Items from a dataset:
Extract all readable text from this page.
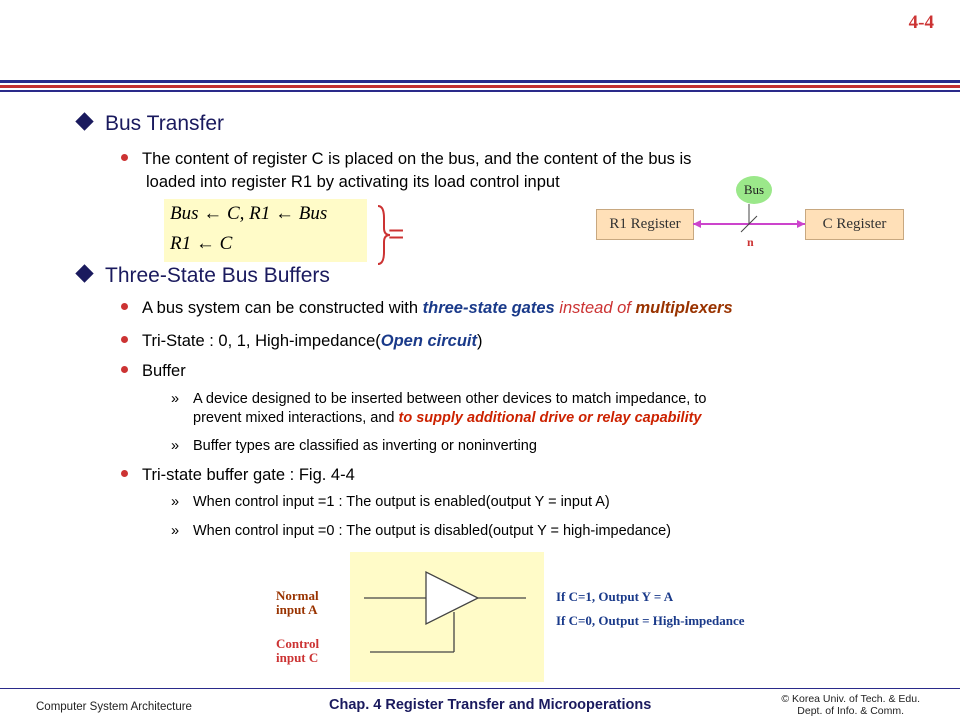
4-4
Bus Transfer
The content of register C is placed on the bus, and the content of the bus is
loaded into register R1 by activating its load control input
Bus ← C, R1 ← Bus
R1 ← C	=	R1 Register	C Register
Bus
n
Three-State Bus Buffers
A bus system can be constructed with three-state gates instead of multiplexers
Tri-State : 0, 1, High-impedance(Open circuit)
Buffer
» A device designed to be inserted between other devices to match impedance, to
prevent mixed interactions, and to supply additional drive or relay capability
» Buffer types are classified as inverting or noninverting
Tri-state buffer gate : Fig. 4-4
» When control input =1 : The output is enabled(output Y = input A)
» When control input =0 : The output is disabled(output Y = high-impedance)
Normal
input A
Control
input C
If C=1, Output Y = A
If C=0, Output = High-impedance
Computer System Architecture	Chap. 4 Register Transfer and Microoperations	© Korea Univ. of Tech. & Edu.
Dept. of Info. & Comm.
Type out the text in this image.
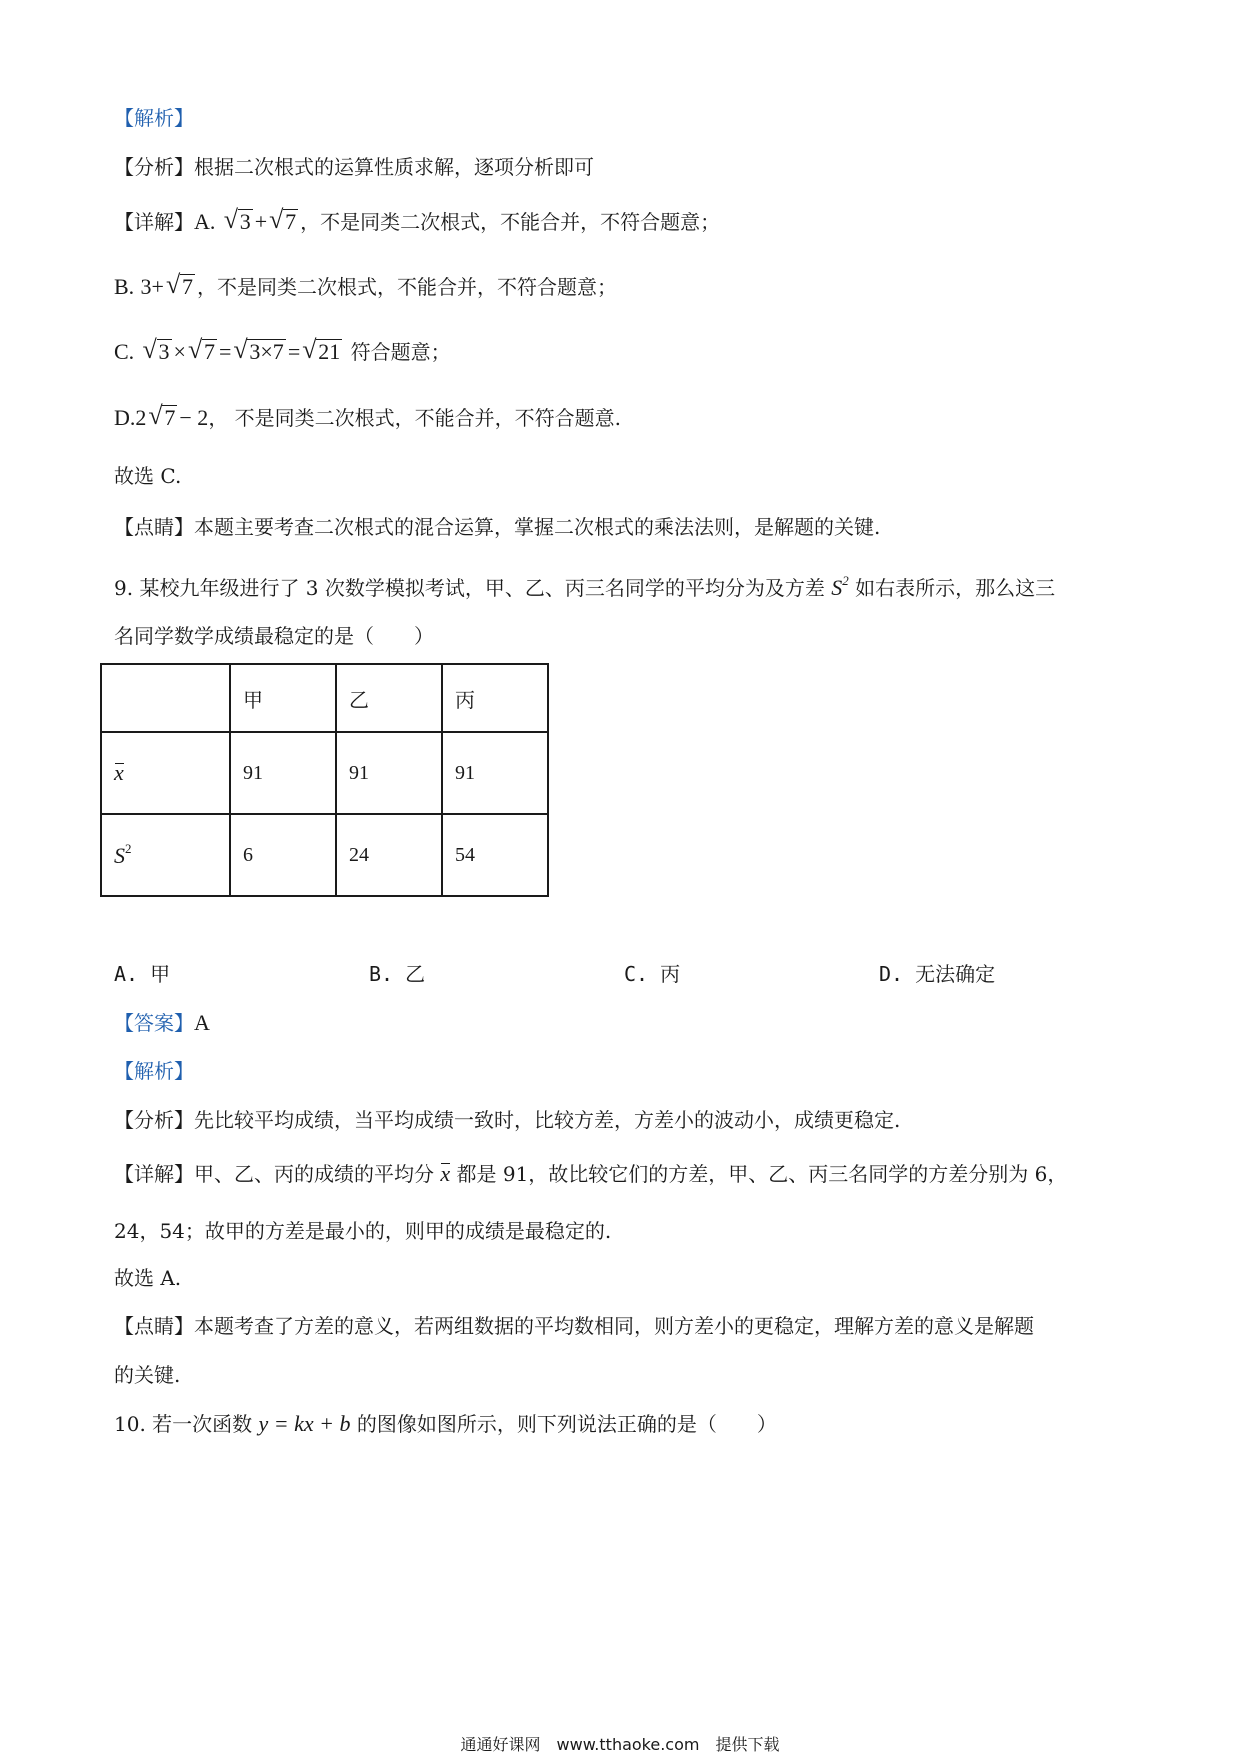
【解析】
【分析】根据二次根式的运算性质求解，逐项分析即可
【详解】A. √ 3 + √ 7 ，不是同类二次根式，不能合并，不符合题意；
B. 3+ √ 7 ，不是同类二次根式，不能合并，不符合题意；
C. √ 3 × √ 7 = √ 3×7 = √ 21 符合题意；
D.2 √ 7 − 2， 不是同类二次根式，不能合并，不符合题意.
故选 C.
【点睛】本题主要考查二次根式的混合运算，掌握二次根式的乘法法则，是解题的关键.
9. 某校九年级进行了 3 次数学模拟考试，甲、乙、丙三名同学的平均分为及方差 $S^2$ 如右表所示，那么这三
名同学数学成绩最稳定的是（　　）
	甲	乙	丙
x	91	91	91
$S^2$	6	24	54
A. 甲	B. 乙	C. 丙	D. 无法确定
【答案】A
【解析】
【分析】先比较平均成绩，当平均成绩一致时，比较方差，方差小的波动小，成绩更稳定.
【详解】甲、乙、丙的成绩的平均分 x 都是 91，故比较它们的方差，甲、乙、丙三名同学的方差分别为 6，
24，54；故甲的方差是最小的，则甲的成绩是最稳定的.
故选 A.
【点睛】本题考查了方差的意义，若两组数据的平均数相同，则方差小的更稳定，理解方差的意义是解题
的关键.
10. 若一次函数 y = kx + b 的图像如图所示，则下列说法正确的是（　　）
通通好课网　www.tthaoke.com　提供下载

WORK TO BE COMPLETED:
Transcribe all the records above word for word, without their images.

CORRECT RESULT:
Extract all readable text from this page.
4-4
Bus Transfer
The content of register C is placed on the bus, and the content of the bus is
loaded into register R1 by activating its load control input
Bus ← C, R1 ← Bus
R1 ← C	=	R1 Register	C Register
Bus
n
Three-State Bus Buffers
A bus system can be constructed with three-state gates instead of multiplexers
Tri-State : 0, 1, High-impedance(Open circuit)
Buffer
» A device designed to be inserted between other devices to match impedance, to
prevent mixed interactions, and to supply additional drive or relay capability
» Buffer types are classified as inverting or noninverting
Tri-state buffer gate : Fig. 4-4
» When control input =1 : The output is enabled(output Y = input A)
» When control input =0 : The output is disabled(output Y = high-impedance)
Normal
input A
Control
input C
If C=1, Output Y = A
If C=0, Output = High-impedance
Computer System Architecture	Chap. 4 Register Transfer and Microoperations	© Korea Univ. of Tech. & Edu.
Dept. of Info. & Comm.
Type out the text in this image.
【解析】
【分析】根据二次根式的运算性质求解，逐项分析即可
【详解】A. √ 3 + √ 7 ，不是同类二次根式，不能合并，不符合题意；
B. 3+ √ 7 ，不是同类二次根式，不能合并，不符合题意；
C. √ 3 × √ 7 = √ 3×7 = √ 21 符合题意；
D.2 √ 7 − 2， 不是同类二次根式，不能合并，不符合题意.
故选 C.
【点睛】本题主要考查二次根式的混合运算，掌握二次根式的乘法法则，是解题的关键.
9. 某校九年级进行了 3 次数学模拟考试，甲、乙、丙三名同学的平均分为及方差 $S^2$ 如右表所示，那么这三
名同学数学成绩最稳定的是（　　）
	甲	乙	丙
x	91	91	91
$S^2$	6	24	54
A. 甲	B. 乙	C. 丙	D. 无法确定
【答案】A
【解析】
【分析】先比较平均成绩，当平均成绩一致时，比较方差，方差小的波动小，成绩更稳定.
【详解】甲、乙、丙的成绩的平均分 x 都是 91，故比较它们的方差，甲、乙、丙三名同学的方差分别为 6，
24，54；故甲的方差是最小的，则甲的成绩是最稳定的.
故选 A.
【点睛】本题考查了方差的意义，若两组数据的平均数相同，则方差小的更稳定，理解方差的意义是解题
的关键.
10. 若一次函数 y = kx + b 的图像如图所示，则下列说法正确的是（　　）
通通好课网　www.tthaoke.com　提供下载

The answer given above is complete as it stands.